__Exercise task__. Only lines holding the word "What" should be copied from the material.

__Dataset records__.
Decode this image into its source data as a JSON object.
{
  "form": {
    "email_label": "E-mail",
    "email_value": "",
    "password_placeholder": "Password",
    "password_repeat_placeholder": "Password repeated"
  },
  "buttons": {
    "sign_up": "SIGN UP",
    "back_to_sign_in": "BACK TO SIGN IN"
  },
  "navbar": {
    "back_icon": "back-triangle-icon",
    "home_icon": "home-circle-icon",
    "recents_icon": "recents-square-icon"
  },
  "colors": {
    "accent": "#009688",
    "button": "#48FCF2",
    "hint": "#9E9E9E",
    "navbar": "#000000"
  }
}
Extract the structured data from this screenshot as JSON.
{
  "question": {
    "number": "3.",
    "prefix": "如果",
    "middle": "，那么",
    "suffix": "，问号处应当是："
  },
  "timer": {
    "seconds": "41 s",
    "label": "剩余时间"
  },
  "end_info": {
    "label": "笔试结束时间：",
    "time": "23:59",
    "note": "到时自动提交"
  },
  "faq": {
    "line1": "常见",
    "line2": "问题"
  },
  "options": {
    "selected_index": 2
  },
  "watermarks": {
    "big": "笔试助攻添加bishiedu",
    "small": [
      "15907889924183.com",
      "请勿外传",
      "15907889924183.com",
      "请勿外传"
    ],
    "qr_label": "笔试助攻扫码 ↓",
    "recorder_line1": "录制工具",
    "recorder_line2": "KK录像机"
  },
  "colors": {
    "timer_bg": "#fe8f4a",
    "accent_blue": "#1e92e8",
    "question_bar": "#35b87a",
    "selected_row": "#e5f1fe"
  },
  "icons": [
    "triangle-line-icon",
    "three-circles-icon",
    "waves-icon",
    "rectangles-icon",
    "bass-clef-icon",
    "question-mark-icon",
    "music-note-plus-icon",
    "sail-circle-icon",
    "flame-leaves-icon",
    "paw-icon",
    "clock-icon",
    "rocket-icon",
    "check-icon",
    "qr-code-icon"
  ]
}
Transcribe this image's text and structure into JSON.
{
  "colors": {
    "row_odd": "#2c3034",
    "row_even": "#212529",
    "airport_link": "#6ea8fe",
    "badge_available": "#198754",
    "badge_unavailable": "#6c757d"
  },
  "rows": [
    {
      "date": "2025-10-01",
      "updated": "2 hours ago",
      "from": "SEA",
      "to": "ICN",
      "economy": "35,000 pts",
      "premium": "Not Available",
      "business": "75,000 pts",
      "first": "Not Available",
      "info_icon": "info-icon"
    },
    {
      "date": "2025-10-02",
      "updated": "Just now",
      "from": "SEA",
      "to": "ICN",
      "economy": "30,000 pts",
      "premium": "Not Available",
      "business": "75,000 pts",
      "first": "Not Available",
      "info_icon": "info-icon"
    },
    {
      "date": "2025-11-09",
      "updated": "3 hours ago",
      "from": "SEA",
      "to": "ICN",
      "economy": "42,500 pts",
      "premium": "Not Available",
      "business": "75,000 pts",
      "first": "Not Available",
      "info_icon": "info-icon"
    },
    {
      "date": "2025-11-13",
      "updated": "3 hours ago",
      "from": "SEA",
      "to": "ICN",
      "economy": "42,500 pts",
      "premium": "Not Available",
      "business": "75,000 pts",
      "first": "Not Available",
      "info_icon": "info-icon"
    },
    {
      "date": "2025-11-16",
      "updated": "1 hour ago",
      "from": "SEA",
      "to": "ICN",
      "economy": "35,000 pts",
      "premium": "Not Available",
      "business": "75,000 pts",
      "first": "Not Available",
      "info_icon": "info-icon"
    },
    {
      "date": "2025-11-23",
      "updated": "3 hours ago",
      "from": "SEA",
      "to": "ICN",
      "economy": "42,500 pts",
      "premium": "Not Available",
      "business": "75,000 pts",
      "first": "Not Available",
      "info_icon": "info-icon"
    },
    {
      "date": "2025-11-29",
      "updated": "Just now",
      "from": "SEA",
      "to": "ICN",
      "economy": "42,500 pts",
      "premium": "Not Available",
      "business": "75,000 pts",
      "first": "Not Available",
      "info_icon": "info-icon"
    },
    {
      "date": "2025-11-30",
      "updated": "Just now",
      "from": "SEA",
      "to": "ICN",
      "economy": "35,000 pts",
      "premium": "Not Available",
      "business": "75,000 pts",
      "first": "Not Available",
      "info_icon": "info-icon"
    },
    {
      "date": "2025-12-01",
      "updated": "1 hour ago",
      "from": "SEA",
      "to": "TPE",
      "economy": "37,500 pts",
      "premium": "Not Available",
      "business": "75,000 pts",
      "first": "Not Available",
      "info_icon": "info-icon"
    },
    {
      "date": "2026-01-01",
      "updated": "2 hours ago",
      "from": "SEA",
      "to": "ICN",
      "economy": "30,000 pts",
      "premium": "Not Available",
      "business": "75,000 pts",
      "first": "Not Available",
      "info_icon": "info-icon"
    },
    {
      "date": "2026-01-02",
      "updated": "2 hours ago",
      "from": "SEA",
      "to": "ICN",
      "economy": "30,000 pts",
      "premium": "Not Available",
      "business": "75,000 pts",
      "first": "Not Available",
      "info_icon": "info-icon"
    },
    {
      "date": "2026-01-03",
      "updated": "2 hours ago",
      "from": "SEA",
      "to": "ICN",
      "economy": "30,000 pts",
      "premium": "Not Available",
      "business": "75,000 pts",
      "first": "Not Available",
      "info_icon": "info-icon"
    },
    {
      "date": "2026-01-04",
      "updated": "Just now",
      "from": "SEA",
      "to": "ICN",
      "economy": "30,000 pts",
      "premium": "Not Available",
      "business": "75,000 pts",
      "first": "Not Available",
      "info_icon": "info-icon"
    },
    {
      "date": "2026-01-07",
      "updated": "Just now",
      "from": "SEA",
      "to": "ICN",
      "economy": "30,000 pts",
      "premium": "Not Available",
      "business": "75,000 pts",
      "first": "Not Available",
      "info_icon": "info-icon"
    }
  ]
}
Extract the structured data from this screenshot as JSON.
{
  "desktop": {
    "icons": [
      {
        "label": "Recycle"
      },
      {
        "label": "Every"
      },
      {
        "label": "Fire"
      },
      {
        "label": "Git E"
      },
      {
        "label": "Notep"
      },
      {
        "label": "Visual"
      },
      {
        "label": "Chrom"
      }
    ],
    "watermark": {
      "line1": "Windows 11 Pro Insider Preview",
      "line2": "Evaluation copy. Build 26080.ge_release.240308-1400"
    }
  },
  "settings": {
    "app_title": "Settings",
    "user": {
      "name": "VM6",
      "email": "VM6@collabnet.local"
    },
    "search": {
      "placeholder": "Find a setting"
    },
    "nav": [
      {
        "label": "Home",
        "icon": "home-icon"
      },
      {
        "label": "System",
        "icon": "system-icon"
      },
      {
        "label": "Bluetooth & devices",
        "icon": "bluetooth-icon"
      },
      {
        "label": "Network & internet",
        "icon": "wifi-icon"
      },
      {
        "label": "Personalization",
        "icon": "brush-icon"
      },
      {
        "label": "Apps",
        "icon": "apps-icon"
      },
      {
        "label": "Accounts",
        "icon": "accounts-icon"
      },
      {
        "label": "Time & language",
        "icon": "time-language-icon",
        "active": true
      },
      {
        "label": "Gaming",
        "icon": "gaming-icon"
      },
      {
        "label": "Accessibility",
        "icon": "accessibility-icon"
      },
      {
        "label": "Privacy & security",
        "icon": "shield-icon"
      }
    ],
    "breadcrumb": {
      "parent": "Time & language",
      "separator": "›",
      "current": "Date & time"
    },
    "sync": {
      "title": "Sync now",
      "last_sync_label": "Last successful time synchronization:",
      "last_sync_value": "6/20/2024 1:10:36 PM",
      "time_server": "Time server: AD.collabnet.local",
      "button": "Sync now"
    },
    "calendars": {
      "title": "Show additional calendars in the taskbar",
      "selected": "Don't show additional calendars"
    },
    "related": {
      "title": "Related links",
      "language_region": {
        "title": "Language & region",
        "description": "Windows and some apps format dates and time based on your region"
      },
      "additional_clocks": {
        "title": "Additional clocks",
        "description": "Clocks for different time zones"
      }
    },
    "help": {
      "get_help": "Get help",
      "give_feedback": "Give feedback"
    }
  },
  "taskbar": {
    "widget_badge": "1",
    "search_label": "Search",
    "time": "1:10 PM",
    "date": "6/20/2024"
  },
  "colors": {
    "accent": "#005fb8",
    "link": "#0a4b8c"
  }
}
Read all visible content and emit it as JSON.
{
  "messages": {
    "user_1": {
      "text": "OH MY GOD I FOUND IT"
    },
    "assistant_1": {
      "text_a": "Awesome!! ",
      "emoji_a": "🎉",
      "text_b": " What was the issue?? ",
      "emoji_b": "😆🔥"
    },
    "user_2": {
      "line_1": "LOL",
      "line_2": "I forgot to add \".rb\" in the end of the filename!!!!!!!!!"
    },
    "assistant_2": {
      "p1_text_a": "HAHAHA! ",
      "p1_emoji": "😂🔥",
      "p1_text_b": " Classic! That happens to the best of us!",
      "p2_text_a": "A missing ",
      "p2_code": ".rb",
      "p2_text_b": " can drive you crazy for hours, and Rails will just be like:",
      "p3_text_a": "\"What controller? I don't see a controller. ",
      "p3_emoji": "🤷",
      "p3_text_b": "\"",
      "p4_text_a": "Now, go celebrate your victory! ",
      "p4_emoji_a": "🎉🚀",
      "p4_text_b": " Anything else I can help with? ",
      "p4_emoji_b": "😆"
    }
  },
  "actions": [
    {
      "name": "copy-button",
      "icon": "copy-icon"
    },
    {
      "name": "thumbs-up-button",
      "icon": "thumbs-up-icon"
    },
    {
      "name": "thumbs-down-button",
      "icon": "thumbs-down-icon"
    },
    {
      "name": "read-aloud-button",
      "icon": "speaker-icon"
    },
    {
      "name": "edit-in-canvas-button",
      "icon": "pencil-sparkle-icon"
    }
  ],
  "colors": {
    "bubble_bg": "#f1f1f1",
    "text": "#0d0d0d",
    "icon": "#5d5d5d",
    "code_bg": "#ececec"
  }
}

__Task solution__.
      "text_b": " What was the issue?? ",
      "p3_text_a": "\"What controller? I don't see a controller. ",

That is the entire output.